TASK PROMPT: Identify and reproduce every line holding the string "характеристика".

GIVEN RECORDS:

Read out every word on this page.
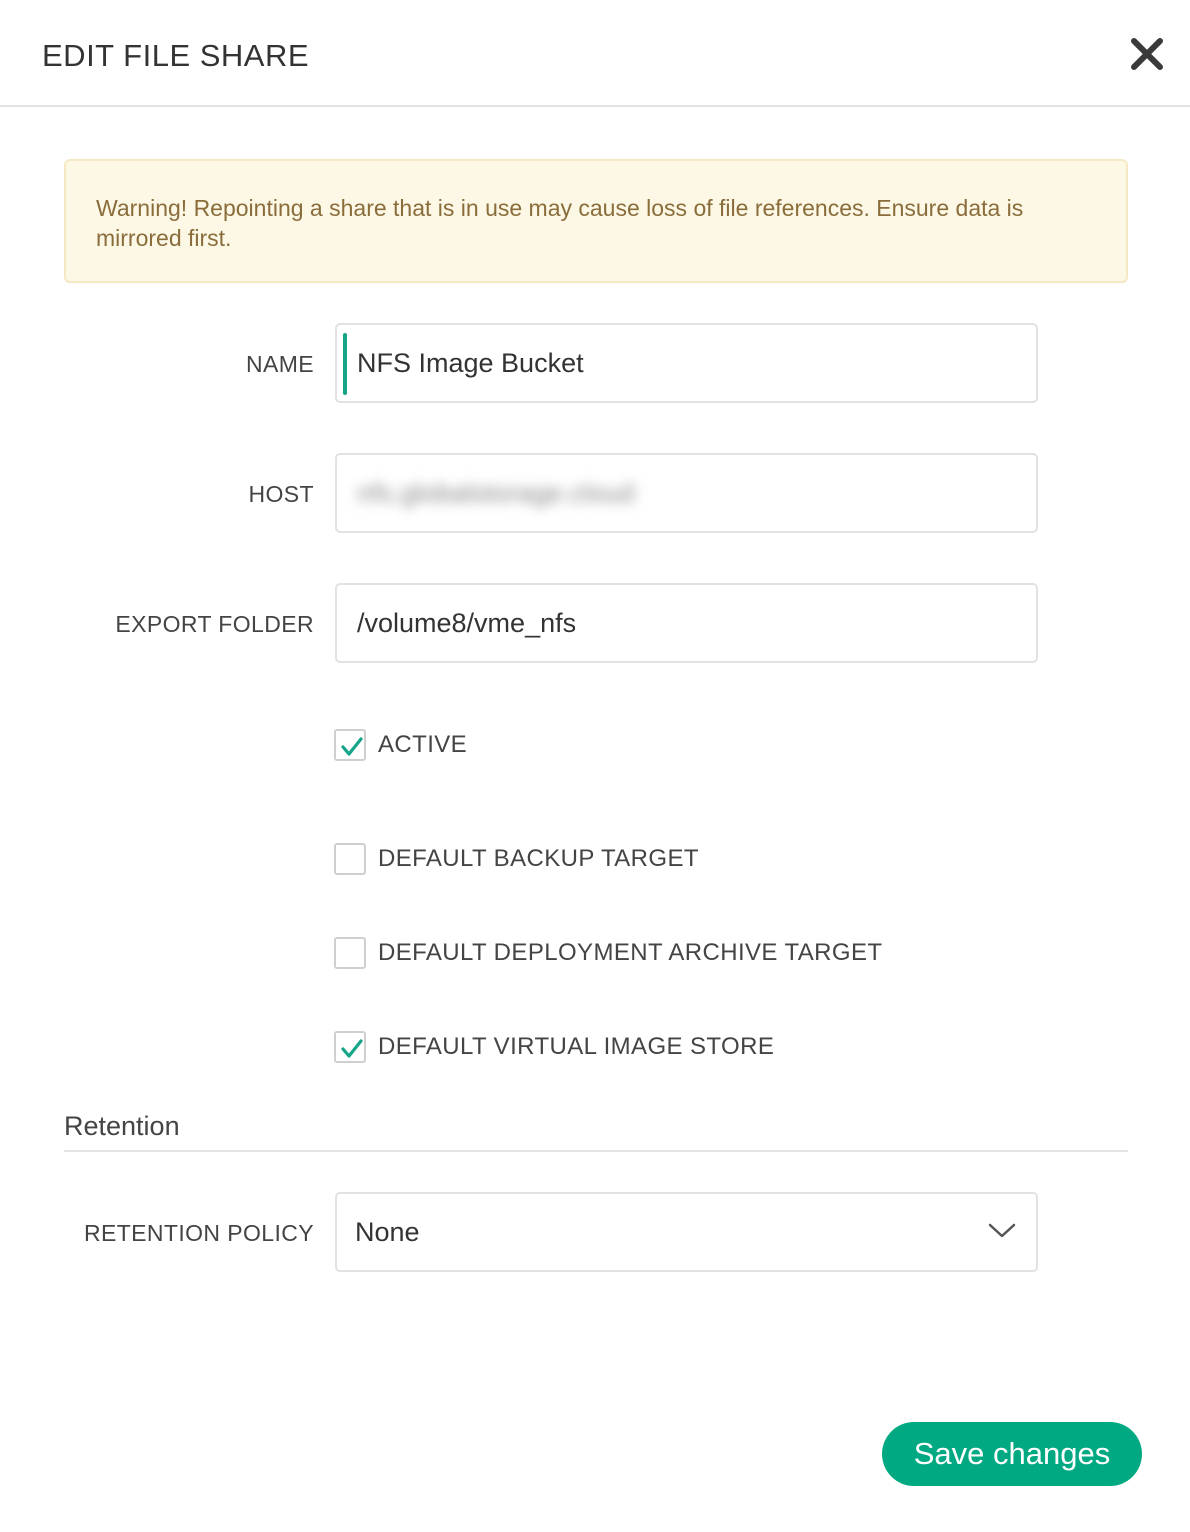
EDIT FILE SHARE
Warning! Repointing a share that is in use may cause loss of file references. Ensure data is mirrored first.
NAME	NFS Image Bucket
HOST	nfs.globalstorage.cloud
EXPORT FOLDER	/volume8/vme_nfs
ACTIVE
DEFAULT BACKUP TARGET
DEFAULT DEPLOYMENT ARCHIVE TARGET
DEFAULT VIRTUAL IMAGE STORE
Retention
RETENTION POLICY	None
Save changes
--
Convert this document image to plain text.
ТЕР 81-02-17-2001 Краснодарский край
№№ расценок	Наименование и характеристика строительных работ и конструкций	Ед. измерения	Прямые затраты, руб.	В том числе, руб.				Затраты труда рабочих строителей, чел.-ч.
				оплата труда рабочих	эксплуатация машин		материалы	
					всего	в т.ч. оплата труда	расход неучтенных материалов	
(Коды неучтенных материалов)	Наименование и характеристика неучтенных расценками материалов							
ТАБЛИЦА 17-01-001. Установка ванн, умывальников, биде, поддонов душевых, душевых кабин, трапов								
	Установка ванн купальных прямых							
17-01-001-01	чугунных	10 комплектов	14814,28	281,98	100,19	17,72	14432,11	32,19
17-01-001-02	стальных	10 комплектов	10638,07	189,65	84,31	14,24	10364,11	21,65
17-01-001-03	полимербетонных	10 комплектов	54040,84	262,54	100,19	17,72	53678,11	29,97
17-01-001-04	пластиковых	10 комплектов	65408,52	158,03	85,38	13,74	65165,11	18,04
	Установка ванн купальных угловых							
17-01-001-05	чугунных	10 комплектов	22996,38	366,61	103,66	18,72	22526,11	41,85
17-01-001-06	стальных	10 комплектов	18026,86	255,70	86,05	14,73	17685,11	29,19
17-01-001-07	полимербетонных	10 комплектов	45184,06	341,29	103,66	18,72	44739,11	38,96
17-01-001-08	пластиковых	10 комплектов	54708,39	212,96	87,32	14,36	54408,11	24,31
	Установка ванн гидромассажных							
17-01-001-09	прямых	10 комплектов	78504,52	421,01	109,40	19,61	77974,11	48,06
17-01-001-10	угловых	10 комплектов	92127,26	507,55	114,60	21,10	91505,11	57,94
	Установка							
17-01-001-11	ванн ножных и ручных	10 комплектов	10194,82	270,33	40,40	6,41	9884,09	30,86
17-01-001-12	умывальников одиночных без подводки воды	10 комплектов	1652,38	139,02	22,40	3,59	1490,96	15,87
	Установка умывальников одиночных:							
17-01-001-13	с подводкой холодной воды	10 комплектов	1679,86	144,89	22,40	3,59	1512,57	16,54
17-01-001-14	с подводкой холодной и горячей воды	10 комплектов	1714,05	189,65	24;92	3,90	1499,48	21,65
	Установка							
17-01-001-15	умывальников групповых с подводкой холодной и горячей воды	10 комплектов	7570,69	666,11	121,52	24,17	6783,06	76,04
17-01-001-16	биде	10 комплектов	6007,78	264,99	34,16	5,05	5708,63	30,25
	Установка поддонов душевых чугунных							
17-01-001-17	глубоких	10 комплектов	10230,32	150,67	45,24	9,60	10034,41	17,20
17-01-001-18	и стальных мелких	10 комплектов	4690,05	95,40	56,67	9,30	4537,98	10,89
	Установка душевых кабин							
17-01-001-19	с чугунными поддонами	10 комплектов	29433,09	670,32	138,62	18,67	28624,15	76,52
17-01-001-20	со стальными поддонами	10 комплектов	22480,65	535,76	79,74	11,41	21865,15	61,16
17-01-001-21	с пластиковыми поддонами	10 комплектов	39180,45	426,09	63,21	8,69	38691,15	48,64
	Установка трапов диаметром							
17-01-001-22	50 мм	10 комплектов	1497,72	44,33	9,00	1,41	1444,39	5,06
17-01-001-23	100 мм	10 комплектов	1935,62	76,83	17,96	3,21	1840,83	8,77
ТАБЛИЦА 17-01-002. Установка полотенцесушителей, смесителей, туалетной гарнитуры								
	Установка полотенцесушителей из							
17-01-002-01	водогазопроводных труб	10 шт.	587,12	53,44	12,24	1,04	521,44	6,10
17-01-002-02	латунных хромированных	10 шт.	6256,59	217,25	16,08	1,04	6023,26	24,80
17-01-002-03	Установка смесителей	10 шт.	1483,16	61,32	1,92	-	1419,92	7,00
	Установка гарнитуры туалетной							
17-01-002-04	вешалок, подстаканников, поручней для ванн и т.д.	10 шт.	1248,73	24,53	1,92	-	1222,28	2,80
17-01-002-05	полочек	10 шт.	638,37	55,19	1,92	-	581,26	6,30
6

FULL ANSWER:
№№ расценок	Наименование и характеристика строительных работ и конструкций	Ед. измерения	Прямые затраты, руб.	В том числе, руб.				Затраты труда рабочих строителей, чел.-ч.
(Коды неучтенных материалов)	Наименование и характеристика неучтенных расценками материалов							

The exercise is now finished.